- Exercise brief -
"color" appears in how many lines of the entries? State only the number.

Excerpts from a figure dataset
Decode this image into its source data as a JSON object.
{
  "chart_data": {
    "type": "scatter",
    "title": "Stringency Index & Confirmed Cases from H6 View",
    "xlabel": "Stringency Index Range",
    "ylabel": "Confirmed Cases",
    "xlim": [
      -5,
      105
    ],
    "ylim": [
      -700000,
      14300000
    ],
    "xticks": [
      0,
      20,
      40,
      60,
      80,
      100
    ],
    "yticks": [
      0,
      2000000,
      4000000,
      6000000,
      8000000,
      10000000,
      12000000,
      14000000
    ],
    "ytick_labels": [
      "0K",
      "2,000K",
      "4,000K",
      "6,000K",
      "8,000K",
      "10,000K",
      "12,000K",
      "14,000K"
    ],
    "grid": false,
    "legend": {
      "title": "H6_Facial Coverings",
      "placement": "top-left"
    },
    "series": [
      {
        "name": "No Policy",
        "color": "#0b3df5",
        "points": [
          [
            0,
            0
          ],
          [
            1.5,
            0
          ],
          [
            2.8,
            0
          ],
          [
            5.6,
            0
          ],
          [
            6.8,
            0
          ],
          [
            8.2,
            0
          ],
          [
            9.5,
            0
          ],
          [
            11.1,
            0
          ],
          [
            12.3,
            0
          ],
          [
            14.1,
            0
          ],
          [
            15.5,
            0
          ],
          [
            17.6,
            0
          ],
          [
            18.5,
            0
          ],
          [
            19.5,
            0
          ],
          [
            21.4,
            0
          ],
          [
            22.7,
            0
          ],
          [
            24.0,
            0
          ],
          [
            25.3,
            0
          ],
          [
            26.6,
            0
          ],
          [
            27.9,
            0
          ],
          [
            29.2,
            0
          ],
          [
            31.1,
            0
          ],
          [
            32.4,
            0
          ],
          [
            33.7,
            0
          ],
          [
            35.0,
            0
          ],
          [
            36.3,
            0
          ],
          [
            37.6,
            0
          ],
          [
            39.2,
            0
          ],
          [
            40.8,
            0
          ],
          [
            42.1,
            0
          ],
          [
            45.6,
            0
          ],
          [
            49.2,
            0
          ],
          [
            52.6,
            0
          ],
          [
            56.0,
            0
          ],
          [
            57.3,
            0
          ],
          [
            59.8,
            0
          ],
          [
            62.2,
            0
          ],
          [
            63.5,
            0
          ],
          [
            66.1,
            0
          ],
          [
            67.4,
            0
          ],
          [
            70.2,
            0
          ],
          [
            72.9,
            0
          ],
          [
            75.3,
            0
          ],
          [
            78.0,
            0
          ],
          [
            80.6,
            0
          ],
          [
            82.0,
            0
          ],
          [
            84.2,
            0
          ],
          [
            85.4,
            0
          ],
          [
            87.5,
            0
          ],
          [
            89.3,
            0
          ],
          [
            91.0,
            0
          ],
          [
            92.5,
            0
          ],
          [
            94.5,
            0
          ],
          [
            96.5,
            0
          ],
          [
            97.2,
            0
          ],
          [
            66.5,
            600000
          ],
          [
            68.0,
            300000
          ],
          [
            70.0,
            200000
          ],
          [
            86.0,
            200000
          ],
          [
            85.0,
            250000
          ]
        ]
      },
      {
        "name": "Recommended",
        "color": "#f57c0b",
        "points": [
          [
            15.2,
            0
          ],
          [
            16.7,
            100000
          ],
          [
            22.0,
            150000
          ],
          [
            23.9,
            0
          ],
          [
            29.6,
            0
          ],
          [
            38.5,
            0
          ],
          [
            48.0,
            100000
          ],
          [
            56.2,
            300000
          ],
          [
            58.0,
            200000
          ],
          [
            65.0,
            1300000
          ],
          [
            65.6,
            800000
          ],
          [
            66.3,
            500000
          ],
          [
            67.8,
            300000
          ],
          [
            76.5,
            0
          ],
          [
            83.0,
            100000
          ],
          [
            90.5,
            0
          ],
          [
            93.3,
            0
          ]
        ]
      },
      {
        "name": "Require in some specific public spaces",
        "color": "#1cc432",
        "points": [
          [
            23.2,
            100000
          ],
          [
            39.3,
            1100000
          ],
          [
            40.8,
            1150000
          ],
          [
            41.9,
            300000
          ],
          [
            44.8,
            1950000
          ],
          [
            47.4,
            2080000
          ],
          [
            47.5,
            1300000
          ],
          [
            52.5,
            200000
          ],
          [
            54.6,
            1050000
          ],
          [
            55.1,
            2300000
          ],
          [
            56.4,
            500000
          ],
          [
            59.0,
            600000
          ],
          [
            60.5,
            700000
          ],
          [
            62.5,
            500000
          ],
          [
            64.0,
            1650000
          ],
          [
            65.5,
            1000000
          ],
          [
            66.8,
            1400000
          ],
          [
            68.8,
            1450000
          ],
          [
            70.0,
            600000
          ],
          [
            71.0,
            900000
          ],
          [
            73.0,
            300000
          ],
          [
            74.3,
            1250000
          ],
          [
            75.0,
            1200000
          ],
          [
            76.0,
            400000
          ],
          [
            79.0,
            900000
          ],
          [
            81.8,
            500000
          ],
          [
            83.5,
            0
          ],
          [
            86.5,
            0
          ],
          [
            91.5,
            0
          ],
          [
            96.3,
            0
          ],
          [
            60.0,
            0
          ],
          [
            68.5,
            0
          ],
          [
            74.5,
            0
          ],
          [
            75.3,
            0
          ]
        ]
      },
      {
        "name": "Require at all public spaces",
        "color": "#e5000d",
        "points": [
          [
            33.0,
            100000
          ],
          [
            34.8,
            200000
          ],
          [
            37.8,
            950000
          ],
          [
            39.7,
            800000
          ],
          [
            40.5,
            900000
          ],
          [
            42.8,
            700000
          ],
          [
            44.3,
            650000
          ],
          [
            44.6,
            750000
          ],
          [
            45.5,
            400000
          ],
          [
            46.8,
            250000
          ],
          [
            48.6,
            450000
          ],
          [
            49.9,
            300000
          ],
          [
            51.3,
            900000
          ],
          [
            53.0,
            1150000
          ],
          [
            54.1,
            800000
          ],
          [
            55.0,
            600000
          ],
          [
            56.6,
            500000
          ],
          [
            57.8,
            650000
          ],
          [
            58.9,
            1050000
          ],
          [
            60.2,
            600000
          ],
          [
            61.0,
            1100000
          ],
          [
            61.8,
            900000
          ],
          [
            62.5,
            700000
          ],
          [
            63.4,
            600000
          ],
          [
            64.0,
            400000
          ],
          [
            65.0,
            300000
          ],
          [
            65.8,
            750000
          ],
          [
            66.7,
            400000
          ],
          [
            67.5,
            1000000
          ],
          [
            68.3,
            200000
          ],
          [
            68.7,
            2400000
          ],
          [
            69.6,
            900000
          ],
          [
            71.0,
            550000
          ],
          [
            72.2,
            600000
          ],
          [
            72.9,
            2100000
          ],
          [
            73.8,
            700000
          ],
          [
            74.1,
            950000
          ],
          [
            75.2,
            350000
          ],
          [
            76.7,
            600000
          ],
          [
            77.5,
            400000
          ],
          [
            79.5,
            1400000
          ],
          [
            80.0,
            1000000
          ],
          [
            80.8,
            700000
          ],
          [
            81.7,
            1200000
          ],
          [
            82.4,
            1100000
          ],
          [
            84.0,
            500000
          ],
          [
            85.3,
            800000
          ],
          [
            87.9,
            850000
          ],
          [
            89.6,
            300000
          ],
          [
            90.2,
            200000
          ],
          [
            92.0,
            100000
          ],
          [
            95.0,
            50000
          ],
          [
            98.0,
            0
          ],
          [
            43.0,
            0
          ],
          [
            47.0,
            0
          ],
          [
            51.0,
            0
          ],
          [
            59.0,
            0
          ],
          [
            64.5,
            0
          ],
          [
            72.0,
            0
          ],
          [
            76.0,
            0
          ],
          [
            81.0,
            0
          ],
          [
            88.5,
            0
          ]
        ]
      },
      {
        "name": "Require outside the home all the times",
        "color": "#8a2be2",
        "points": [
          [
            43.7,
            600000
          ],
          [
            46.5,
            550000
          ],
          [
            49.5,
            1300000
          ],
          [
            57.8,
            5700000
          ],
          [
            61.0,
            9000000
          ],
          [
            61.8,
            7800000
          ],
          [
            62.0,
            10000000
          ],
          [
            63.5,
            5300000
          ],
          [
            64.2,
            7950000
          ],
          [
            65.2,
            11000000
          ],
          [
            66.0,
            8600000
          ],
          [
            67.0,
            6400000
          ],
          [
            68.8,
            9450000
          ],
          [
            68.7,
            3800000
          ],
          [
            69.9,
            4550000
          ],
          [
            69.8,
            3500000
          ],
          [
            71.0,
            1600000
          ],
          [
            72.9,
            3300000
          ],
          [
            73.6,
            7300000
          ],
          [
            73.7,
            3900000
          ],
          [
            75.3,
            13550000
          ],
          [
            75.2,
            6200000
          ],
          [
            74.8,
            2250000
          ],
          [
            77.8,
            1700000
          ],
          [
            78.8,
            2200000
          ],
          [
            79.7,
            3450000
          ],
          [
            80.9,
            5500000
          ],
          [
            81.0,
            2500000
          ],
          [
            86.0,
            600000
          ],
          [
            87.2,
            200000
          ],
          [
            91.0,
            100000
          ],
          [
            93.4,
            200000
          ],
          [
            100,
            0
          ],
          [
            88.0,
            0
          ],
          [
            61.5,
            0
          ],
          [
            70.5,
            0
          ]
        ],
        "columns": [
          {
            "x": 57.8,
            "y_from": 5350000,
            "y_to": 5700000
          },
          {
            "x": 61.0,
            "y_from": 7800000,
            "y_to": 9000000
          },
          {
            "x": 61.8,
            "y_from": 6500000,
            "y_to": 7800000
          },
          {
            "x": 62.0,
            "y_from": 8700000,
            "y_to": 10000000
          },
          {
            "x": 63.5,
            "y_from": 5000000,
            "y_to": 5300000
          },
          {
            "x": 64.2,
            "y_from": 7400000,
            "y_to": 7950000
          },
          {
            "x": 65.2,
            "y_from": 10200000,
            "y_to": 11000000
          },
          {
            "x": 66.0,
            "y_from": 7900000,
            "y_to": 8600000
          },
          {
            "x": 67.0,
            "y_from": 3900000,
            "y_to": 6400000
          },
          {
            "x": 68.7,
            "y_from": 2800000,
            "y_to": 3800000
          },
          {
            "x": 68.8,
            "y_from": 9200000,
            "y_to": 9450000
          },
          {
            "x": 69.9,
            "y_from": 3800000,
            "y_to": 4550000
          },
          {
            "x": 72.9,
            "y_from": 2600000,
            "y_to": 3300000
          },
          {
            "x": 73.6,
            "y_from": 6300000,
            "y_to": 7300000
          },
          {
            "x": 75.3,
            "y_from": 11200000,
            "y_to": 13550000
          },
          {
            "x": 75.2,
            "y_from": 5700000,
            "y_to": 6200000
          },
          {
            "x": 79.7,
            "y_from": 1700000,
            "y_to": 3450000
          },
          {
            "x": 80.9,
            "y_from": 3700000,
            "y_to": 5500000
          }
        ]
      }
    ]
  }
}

- Output of the exercise -
5